>> start LISTED ENTRIES
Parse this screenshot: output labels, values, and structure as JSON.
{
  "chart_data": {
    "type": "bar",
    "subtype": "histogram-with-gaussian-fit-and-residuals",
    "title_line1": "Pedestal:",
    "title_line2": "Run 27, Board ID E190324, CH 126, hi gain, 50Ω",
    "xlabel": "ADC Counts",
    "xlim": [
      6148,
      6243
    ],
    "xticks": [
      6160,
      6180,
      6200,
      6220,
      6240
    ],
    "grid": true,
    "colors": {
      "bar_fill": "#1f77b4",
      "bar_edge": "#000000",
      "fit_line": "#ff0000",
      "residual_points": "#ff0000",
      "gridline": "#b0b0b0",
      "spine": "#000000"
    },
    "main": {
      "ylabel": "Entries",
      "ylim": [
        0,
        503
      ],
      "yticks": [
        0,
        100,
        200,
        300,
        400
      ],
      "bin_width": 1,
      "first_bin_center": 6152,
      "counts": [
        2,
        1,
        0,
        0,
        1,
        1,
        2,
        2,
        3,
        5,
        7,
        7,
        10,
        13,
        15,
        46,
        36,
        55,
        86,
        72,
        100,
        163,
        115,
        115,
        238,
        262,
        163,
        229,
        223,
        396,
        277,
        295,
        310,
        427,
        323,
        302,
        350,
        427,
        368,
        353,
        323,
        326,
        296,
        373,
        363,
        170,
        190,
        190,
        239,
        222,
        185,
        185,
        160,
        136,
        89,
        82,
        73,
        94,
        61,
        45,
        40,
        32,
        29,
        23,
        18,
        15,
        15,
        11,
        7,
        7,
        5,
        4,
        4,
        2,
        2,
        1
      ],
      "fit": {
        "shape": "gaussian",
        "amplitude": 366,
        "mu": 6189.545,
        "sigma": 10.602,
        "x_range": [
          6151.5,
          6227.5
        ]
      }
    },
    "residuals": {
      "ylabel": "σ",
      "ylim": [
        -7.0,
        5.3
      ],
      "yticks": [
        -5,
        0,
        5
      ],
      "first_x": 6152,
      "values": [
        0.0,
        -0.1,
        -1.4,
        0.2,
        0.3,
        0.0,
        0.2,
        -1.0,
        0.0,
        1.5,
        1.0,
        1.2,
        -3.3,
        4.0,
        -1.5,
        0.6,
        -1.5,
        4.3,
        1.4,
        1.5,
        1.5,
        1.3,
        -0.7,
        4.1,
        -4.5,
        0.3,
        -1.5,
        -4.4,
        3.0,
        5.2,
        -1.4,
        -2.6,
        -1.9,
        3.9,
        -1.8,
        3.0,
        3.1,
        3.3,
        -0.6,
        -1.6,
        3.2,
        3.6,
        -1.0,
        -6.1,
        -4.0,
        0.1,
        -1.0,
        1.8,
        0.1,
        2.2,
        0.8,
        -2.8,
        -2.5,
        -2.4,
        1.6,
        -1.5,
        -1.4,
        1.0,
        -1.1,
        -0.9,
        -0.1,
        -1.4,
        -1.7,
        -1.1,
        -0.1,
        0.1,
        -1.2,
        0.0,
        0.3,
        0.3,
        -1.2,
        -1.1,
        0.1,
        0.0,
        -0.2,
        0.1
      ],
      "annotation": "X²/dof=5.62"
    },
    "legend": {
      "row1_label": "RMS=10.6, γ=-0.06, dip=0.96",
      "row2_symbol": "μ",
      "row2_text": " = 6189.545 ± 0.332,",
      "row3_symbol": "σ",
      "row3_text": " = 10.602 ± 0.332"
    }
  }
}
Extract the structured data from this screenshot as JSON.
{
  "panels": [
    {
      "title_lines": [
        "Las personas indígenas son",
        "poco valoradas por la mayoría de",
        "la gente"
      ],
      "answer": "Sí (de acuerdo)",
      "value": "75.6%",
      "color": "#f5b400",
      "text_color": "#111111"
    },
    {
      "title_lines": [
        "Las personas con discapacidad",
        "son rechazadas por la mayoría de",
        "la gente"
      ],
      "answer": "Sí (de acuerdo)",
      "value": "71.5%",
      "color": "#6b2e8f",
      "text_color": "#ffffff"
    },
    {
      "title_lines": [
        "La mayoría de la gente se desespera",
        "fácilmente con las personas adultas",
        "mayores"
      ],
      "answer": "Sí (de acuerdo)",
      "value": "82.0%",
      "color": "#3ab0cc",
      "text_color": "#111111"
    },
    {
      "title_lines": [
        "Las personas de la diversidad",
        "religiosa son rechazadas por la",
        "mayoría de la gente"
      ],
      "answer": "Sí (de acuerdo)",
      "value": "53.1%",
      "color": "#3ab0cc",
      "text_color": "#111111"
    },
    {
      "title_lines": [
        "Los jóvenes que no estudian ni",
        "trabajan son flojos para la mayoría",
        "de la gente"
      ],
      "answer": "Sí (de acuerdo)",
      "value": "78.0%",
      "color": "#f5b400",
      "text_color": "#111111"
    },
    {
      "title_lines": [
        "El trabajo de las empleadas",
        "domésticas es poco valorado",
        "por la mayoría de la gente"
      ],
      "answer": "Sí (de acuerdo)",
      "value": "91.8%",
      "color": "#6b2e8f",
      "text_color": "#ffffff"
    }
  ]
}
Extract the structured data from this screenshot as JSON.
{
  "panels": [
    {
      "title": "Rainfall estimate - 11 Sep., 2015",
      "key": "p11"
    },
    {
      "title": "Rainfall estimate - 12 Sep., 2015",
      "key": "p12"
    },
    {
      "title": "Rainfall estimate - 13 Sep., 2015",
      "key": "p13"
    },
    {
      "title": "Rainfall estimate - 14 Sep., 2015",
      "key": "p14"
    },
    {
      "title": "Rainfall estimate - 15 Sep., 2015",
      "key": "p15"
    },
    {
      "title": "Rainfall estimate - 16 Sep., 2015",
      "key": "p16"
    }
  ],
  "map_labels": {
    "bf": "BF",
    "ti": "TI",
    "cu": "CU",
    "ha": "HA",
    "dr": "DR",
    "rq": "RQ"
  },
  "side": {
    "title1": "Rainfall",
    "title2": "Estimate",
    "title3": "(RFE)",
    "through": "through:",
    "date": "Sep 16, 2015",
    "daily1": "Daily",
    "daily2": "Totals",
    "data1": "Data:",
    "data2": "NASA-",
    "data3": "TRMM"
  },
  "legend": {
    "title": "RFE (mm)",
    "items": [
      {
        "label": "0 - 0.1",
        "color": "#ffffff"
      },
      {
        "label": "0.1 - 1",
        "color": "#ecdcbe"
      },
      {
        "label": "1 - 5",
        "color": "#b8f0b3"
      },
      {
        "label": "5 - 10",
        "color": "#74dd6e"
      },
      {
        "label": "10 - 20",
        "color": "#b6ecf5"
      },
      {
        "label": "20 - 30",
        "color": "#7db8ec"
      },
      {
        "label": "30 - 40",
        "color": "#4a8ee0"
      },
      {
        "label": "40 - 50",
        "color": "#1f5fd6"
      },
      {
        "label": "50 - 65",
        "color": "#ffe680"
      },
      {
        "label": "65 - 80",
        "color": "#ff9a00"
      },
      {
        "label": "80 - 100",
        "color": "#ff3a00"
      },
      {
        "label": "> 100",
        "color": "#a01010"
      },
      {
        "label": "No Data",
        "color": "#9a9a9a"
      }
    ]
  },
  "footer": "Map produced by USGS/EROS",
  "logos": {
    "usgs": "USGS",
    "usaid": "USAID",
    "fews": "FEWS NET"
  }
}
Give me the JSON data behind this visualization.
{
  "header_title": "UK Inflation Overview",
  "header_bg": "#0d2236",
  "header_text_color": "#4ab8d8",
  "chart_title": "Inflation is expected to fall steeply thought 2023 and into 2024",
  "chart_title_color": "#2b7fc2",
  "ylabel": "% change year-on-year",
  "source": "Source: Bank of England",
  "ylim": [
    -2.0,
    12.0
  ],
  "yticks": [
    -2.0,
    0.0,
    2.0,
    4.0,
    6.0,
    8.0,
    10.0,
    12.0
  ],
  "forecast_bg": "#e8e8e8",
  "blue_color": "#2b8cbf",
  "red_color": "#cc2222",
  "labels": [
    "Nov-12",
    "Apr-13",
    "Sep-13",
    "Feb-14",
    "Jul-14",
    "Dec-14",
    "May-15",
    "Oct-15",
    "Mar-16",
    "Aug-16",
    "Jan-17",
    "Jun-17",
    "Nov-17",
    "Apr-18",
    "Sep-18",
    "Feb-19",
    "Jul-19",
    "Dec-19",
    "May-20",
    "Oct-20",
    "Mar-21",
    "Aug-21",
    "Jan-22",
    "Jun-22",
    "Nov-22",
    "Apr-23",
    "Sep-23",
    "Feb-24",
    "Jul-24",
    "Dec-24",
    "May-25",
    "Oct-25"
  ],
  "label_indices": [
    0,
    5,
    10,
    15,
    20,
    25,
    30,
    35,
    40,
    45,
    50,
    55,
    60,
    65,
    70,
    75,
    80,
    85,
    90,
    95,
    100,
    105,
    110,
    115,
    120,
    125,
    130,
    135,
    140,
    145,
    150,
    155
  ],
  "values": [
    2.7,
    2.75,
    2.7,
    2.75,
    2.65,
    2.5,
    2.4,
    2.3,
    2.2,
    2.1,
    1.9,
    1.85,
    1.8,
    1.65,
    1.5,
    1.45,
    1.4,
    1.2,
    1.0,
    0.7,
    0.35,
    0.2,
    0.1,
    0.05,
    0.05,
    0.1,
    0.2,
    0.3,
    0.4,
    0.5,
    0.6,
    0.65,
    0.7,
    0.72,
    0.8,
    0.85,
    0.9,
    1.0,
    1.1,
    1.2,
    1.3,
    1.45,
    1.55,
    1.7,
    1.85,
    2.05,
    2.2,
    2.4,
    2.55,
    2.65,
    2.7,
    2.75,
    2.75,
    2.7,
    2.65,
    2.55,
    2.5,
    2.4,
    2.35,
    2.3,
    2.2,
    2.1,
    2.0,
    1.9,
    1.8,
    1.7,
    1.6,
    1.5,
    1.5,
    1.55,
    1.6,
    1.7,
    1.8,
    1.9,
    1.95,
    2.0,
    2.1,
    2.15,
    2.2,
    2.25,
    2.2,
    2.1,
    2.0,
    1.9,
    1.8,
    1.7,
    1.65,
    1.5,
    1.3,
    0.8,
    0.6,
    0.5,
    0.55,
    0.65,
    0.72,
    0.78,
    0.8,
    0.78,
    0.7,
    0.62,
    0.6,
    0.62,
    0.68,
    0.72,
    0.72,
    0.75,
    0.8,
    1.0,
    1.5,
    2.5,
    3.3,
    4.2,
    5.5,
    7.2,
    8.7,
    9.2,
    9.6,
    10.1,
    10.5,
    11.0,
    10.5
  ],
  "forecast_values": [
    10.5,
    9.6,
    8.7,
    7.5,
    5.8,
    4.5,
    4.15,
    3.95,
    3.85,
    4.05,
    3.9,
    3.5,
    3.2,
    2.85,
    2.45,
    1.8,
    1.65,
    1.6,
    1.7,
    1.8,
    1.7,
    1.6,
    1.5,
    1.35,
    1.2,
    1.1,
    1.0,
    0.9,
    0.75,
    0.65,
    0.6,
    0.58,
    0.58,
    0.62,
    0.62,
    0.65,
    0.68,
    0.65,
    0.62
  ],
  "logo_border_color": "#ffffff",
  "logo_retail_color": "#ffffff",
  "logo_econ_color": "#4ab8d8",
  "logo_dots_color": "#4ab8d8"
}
>> end LISTED ENTRIES
* [WHAT TO DO] Of the lines in the data above, how many contain the word "Rainfall"? Give only that figure.

* [TASK SOLUTION] 7